##### DATASET EXTRACT #####

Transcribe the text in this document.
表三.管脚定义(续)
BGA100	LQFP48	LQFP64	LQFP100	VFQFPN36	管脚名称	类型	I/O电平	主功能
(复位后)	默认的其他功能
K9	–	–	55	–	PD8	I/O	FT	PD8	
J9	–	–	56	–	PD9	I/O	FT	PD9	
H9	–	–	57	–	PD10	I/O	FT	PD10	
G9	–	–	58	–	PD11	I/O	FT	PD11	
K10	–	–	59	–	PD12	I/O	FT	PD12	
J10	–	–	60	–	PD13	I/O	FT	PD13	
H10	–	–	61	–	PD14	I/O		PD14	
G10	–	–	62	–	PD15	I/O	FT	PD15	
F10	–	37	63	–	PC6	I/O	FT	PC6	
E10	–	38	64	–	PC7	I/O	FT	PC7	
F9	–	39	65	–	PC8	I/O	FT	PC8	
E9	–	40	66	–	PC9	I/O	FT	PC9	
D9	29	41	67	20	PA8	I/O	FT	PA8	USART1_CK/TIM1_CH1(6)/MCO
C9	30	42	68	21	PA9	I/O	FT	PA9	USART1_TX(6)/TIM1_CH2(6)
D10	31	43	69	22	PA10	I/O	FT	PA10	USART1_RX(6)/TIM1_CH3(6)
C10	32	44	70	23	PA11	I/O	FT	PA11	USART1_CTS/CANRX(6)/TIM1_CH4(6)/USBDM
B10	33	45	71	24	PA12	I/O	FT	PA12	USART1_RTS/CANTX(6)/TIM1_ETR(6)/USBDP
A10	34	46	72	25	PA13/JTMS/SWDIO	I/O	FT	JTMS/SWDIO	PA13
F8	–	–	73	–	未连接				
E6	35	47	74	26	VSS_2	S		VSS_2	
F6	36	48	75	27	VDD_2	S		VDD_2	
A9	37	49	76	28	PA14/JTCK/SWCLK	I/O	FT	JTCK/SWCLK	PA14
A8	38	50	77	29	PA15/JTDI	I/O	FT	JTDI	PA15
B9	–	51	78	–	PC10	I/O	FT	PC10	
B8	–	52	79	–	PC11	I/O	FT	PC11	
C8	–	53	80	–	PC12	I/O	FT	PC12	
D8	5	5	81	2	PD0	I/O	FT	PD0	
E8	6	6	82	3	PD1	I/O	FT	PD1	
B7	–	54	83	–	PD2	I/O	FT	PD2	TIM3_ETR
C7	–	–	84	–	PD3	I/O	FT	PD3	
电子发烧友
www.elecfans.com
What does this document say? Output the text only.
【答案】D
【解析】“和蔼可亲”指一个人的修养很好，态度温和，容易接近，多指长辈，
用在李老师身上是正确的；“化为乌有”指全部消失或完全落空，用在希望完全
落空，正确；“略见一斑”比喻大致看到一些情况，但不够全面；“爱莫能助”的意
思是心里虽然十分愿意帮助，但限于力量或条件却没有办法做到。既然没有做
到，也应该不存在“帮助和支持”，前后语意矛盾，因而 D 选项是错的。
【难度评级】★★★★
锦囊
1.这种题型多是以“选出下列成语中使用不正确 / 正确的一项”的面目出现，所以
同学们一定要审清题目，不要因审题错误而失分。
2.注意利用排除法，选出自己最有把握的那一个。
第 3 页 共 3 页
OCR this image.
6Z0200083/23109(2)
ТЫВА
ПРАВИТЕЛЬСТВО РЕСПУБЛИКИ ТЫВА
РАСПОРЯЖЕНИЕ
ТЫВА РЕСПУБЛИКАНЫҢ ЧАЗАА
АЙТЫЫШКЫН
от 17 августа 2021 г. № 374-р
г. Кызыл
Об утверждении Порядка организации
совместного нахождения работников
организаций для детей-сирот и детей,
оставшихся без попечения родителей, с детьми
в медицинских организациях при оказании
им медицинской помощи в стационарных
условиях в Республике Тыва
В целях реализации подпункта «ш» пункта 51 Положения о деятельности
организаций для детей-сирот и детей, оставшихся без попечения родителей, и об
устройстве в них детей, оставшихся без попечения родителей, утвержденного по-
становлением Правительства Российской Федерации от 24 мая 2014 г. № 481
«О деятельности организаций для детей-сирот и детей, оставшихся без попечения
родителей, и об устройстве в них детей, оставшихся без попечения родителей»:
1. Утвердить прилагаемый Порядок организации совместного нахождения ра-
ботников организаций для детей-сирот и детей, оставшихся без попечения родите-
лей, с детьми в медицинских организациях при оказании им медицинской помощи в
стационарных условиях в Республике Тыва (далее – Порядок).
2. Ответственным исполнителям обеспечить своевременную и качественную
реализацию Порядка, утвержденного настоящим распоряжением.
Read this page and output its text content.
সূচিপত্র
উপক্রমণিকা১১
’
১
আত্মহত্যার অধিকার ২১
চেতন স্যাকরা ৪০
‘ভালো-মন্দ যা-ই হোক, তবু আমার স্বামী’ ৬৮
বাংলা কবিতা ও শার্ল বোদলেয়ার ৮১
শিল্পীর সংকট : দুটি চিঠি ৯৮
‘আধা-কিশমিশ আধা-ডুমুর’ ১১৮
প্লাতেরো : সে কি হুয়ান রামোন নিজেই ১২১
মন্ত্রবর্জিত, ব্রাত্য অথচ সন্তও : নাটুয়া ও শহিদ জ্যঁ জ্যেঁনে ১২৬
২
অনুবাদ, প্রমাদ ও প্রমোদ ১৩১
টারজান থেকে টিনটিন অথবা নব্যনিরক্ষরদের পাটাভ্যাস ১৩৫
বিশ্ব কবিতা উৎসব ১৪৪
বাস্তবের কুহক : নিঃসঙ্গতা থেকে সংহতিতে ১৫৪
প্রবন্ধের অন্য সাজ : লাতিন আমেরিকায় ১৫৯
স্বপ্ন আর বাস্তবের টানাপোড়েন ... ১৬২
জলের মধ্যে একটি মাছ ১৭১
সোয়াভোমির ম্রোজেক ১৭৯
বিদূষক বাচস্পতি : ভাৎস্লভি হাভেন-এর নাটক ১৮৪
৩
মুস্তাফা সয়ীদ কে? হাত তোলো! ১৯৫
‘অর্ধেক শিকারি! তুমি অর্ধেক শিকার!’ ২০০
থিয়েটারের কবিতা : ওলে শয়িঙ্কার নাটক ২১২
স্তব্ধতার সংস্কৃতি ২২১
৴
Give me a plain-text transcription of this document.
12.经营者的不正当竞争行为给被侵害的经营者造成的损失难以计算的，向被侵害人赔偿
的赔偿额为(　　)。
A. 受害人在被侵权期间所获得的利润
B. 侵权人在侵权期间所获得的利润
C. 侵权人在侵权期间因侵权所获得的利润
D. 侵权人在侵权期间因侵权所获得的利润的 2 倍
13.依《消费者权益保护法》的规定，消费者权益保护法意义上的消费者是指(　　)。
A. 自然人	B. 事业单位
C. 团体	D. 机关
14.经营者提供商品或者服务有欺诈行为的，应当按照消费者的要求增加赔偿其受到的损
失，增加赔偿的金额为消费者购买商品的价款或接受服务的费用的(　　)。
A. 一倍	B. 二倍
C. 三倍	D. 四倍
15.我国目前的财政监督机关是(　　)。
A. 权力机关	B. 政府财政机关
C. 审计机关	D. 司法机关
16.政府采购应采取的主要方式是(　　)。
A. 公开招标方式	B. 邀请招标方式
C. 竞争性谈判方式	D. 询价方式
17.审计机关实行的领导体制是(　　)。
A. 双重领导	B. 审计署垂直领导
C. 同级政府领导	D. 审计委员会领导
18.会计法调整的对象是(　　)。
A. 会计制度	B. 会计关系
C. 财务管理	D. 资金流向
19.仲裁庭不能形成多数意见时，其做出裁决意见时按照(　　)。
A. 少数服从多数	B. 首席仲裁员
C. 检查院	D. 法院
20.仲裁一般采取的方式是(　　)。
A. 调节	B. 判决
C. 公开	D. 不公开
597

#####

Each entry above is to be printed again exactly.

# RESPONSE TO THE TASK
Transcribe the text in this document.
表三.管脚定义(续)
BGA100	LQFP48	LQFP64	LQFP100	VFQFPN36	管脚名称	类型	I/O电平	主功能
(复位后)	默认的其他功能
K9	–	–	55	–	PD8	I/O	FT	PD8	
J9	–	–	56	–	PD9	I/O	FT	PD9	
H9	–	–	57	–	PD10	I/O	FT	PD10	
G9	–	–	58	–	PD11	I/O	FT	PD11	
K10	–	–	59	–	PD12	I/O	FT	PD12	
J10	–	–	60	–	PD13	I/O	FT	PD13	
H10	–	–	61	–	PD14	I/O		PD14	
G10	–	–	62	–	PD15	I/O	FT	PD15	
F10	–	37	63	–	PC6	I/O	FT	PC6	
E10	–	38	64	–	PC7	I/O	FT	PC7	
F9	–	39	65	–	PC8	I/O	FT	PC8	
E9	–	40	66	–	PC9	I/O	FT	PC9	
D9	29	41	67	20	PA8	I/O	FT	PA8	USART1_CK/TIM1_CH1(6)/MCO
C9	30	42	68	21	PA9	I/O	FT	PA9	USART1_TX(6)/TIM1_CH2(6)
D10	31	43	69	22	PA10	I/O	FT	PA10	USART1_RX(6)/TIM1_CH3(6)
C10	32	44	70	23	PA11	I/O	FT	PA11	USART1_CTS/CANRX(6)/TIM1_CH4(6)/USBDM
B10	33	45	71	24	PA12	I/O	FT	PA12	USART1_RTS/CANTX(6)/TIM1_ETR(6)/USBDP
A10	34	46	72	25	PA13/JTMS/SWDIO	I/O	FT	JTMS/SWDIO	PA13
F8	–	–	73	–	未连接				
E6	35	47	74	26	VSS_2	S		VSS_2	
F6	36	48	75	27	VDD_2	S		VDD_2	
A9	37	49	76	28	PA14/JTCK/SWCLK	I/O	FT	JTCK/SWCLK	PA14
A8	38	50	77	29	PA15/JTDI	I/O	FT	JTDI	PA15
B9	–	51	78	–	PC10	I/O	FT	PC10	
B8	–	52	79	–	PC11	I/O	FT	PC11	
C8	–	53	80	–	PC12	I/O	FT	PC12	
D8	5	5	81	2	PD0	I/O	FT	PD0	
E8	6	6	82	3	PD1	I/O	FT	PD1	
B7	–	54	83	–	PD2	I/O	FT	PD2	TIM3_ETR
C7	–	–	84	–	PD3	I/O	FT	PD3	
电子发烧友
www.elecfans.com
What does this document say? Output the text only.
【答案】D
【解析】“和蔼可亲”指一个人的修养很好，态度温和，容易接近，多指长辈，
用在李老师身上是正确的；“化为乌有”指全部消失或完全落空，用在希望完全
落空，正确；“略见一斑”比喻大致看到一些情况，但不够全面；“爱莫能助”的意
思是心里虽然十分愿意帮助，但限于力量或条件却没有办法做到。既然没有做
到，也应该不存在“帮助和支持”，前后语意矛盾，因而 D 选项是错的。
【难度评级】★★★★
锦囊
1.这种题型多是以“选出下列成语中使用不正确 / 正确的一项”的面目出现，所以
同学们一定要审清题目，不要因审题错误而失分。
2.注意利用排除法，选出自己最有把握的那一个。
第 3 页 共 3 页
OCR this image.
6Z0200083/23109(2)
ТЫВА
ПРАВИТЕЛЬСТВО РЕСПУБЛИКИ ТЫВА
РАСПОРЯЖЕНИЕ
ТЫВА РЕСПУБЛИКАНЫҢ ЧАЗАА
АЙТЫЫШКЫН
от 17 августа 2021 г. № 374-р
г. Кызыл
Об утверждении Порядка организации
совместного нахождения работников
организаций для детей-сирот и детей,
оставшихся без попечения родителей, с детьми
в медицинских организациях при оказании
им медицинской помощи в стационарных
условиях в Республике Тыва
В целях реализации подпункта «ш» пункта 51 Положения о деятельности
организаций для детей-сирот и детей, оставшихся без попечения родителей, и об
устройстве в них детей, оставшихся без попечения родителей, утвержденного по-
становлением Правительства Российской Федерации от 24 мая 2014 г. № 481
«О деятельности организаций для детей-сирот и детей, оставшихся без попечения
родителей, и об устройстве в них детей, оставшихся без попечения родителей»:
1. Утвердить прилагаемый Порядок организации совместного нахождения ра-
ботников организаций для детей-сирот и детей, оставшихся без попечения родите-
лей, с детьми в медицинских организациях при оказании им медицинской помощи в
стационарных условиях в Республике Тыва (далее – Порядок).
2. Ответственным исполнителям обеспечить своевременную и качественную
реализацию Порядка, утвержденного настоящим распоряжением.
Read this page and output its text content.
সূচিপত্র
উপক্রমণিকা১১
’
১
আত্মহত্যার অধিকার ২১
চেতন স্যাকরা ৪০
‘ভালো-মন্দ যা-ই হোক, তবু আমার স্বামী’ ৬৮
বাংলা কবিতা ও শার্ল বোদলেয়ার ৮১
শিল্পীর সংকট : দুটি চিঠি ৯৮
‘আধা-কিশমিশ আধা-ডুমুর’ ১১৮
প্লাতেরো : সে কি হুয়ান রামোন নিজেই ১২১
মন্ত্রবর্জিত, ব্রাত্য অথচ সন্তও : নাটুয়া ও শহিদ জ্যঁ জ্যেঁনে ১২৬
২
অনুবাদ, প্রমাদ ও প্রমোদ ১৩১
টারজান থেকে টিনটিন অথবা নব্যনিরক্ষরদের পাটাভ্যাস ১৩৫
বিশ্ব কবিতা উৎসব ১৪৪
বাস্তবের কুহক : নিঃসঙ্গতা থেকে সংহতিতে ১৫৪
প্রবন্ধের অন্য সাজ : লাতিন আমেরিকায় ১৫৯
স্বপ্ন আর বাস্তবের টানাপোড়েন ... ১৬২
জলের মধ্যে একটি মাছ ১৭১
সোয়াভোমির ম্রোজেক ১৭৯
বিদূষক বাচস্পতি : ভাৎস্লভি হাভেন-এর নাটক ১৮৪
৩
মুস্তাফা সয়ীদ কে? হাত তোলো! ১৯৫
‘অর্ধেক শিকারি! তুমি অর্ধেক শিকার!’ ২০০
থিয়েটারের কবিতা : ওলে শয়িঙ্কার নাটক ২১২
স্তব্ধতার সংস্কৃতি ২২১
৴
Give me a plain-text transcription of this document.
12.经营者的不正当竞争行为给被侵害的经营者造成的损失难以计算的，向被侵害人赔偿
的赔偿额为(　　)。
A. 受害人在被侵权期间所获得的利润
B. 侵权人在侵权期间所获得的利润
C. 侵权人在侵权期间因侵权所获得的利润
D. 侵权人在侵权期间因侵权所获得的利润的 2 倍
13.依《消费者权益保护法》的规定，消费者权益保护法意义上的消费者是指(　　)。
A. 自然人	B. 事业单位
C. 团体	D. 机关
14.经营者提供商品或者服务有欺诈行为的，应当按照消费者的要求增加赔偿其受到的损
失，增加赔偿的金额为消费者购买商品的价款或接受服务的费用的(　　)。
A. 一倍	B. 二倍
C. 三倍	D. 四倍
15.我国目前的财政监督机关是(　　)。
A. 权力机关	B. 政府财政机关
C. 审计机关	D. 司法机关
16.政府采购应采取的主要方式是(　　)。
A. 公开招标方式	B. 邀请招标方式
C. 竞争性谈判方式	D. 询价方式
17.审计机关实行的领导体制是(　　)。
A. 双重领导	B. 审计署垂直领导
C. 同级政府领导	D. 审计委员会领导
18.会计法调整的对象是(　　)。
A. 会计制度	B. 会计关系
C. 财务管理	D. 资金流向
19.仲裁庭不能形成多数意见时，其做出裁决意见时按照(　　)。
A. 少数服从多数	B. 首席仲裁员
C. 检查院	D. 法院
20.仲裁一般采取的方式是(　　)。
A. 调节	B. 判决
C. 公开	D. 不公开
597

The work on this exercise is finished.